--- START Provided data ---

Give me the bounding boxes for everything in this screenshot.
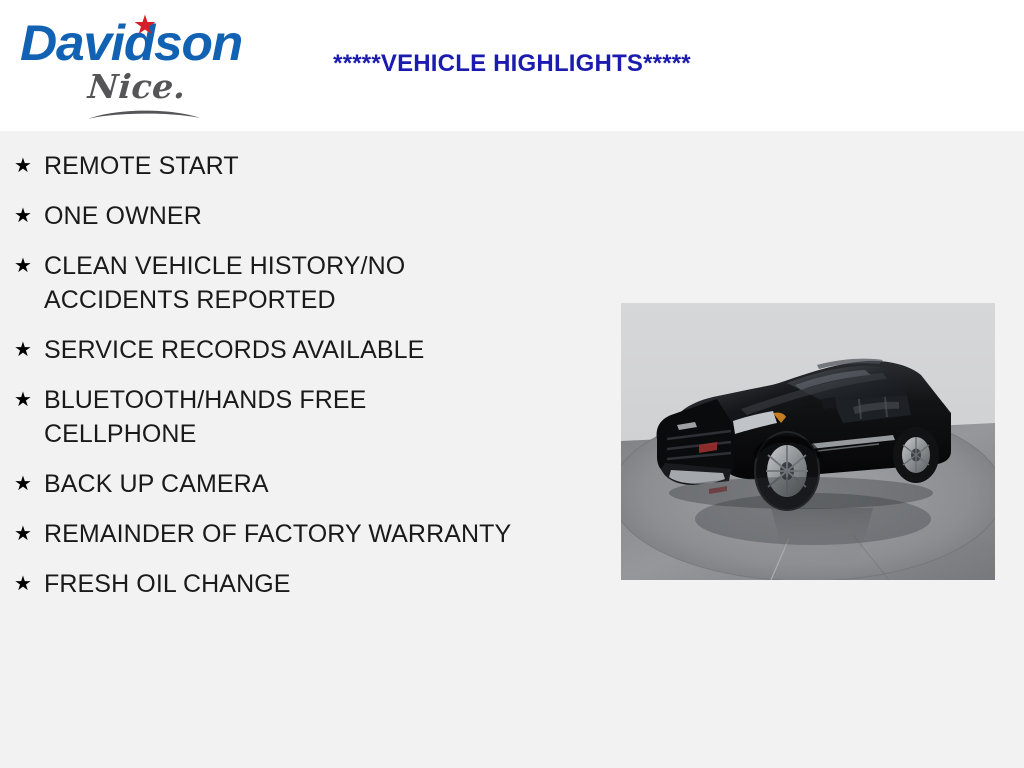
list-item: ★ FRESH OIL CHANGE: [0, 567, 600, 601]
highlight-label: ONE OWNER: [44, 199, 514, 233]
star-bullet-icon: ★: [14, 199, 44, 233]
list-item: ★ REMOTE START: [0, 149, 600, 183]
highlight-label: REMOTE START: [44, 149, 514, 183]
page-content: ★ REMOTE START ★ ONE OWNER ★ CLEAN VEHIC…: [0, 131, 1024, 768]
star-bullet-icon: ★: [14, 149, 44, 183]
vehicle-highlights-list: ★ REMOTE START ★ ONE OWNER ★ CLEAN VEHIC…: [0, 131, 600, 617]
highlight-label: FRESH OIL CHANGE: [44, 567, 514, 601]
logo-red-star-icon: ★: [132, 12, 158, 38]
vehicle-photo-frame: [621, 303, 995, 580]
highlight-label: SERVICE RECORDS AVAILABLE: [44, 333, 514, 367]
highlight-label: REMAINDER OF FACTORY WARRANTY: [44, 517, 514, 551]
list-item: ★ REMAINDER OF FACTORY WARRANTY: [0, 517, 600, 551]
list-item: ★ BLUETOOTH/HANDS FREE CELLPHONE: [0, 383, 600, 451]
highlight-label: BACK UP CAMERA: [44, 467, 514, 501]
star-bullet-icon: ★: [14, 333, 44, 367]
vehicle-photo: [621, 303, 995, 580]
highlight-label: CLEAN VEHICLE HISTORY/NO ACCIDENTS REPOR…: [44, 249, 514, 317]
list-item: ★ BACK UP CAMERA: [0, 467, 600, 501]
page-title: *****VEHICLE HIGHLIGHTS*****: [0, 50, 1024, 78]
star-bullet-icon: ★: [14, 249, 44, 283]
star-bullet-icon: ★: [14, 383, 44, 417]
list-item: ★ ONE OWNER: [0, 199, 600, 233]
highlight-label: BLUETOOTH/HANDS FREE CELLPHONE: [44, 383, 514, 451]
star-bullet-icon: ★: [14, 467, 44, 501]
page-header: Davidson ★ Nice. *****VEHICLE HIGHLIGHTS…: [0, 0, 1024, 131]
list-item: ★ SERVICE RECORDS AVAILABLE: [0, 333, 600, 367]
logo-swoosh-icon: [86, 107, 202, 121]
star-bullet-icon: ★: [14, 517, 44, 551]
list-item: ★ CLEAN VEHICLE HISTORY/NO ACCIDENTS REP…: [0, 249, 600, 317]
star-bullet-icon: ★: [14, 567, 44, 601]
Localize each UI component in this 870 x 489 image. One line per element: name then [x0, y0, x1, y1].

--- END Provided data ---

- [Objective] Reproduce word for word the lines of the material from the line containing "list-item: ★ FRESH" up to and including the line containing "list-item: ★ REMAINDER".

- [Task response]
list-item: ★ FRESH OIL CHANGE: [0, 567, 600, 601]
highlight-label: ONE OWNER: [44, 199, 514, 233]
star-bullet-icon: ★: [14, 199, 44, 233]
list-item: ★ REMOTE START: [0, 149, 600, 183]
highlight-label: REMOTE START: [44, 149, 514, 183]
page-content: ★ REMOTE START ★ ONE OWNER ★ CLEAN VEHIC…: [0, 131, 1024, 768]
star-bullet-icon: ★: [14, 149, 44, 183]
vehicle-highlights-list: ★ REMOTE START ★ ONE OWNER ★ CLEAN VEHIC…: [0, 131, 600, 617]
highlight-label: FRESH OIL CHANGE: [44, 567, 514, 601]
logo-red-star-icon: ★: [132, 12, 158, 38]
vehicle-photo-frame: [621, 303, 995, 580]
highlight-label: SERVICE RECORDS AVAILABLE: [44, 333, 514, 367]
highlight-label: REMAINDER OF FACTORY WARRANTY: [44, 517, 514, 551]
list-item: ★ REMAINDER OF FACTORY WARRANTY: [0, 517, 600, 551]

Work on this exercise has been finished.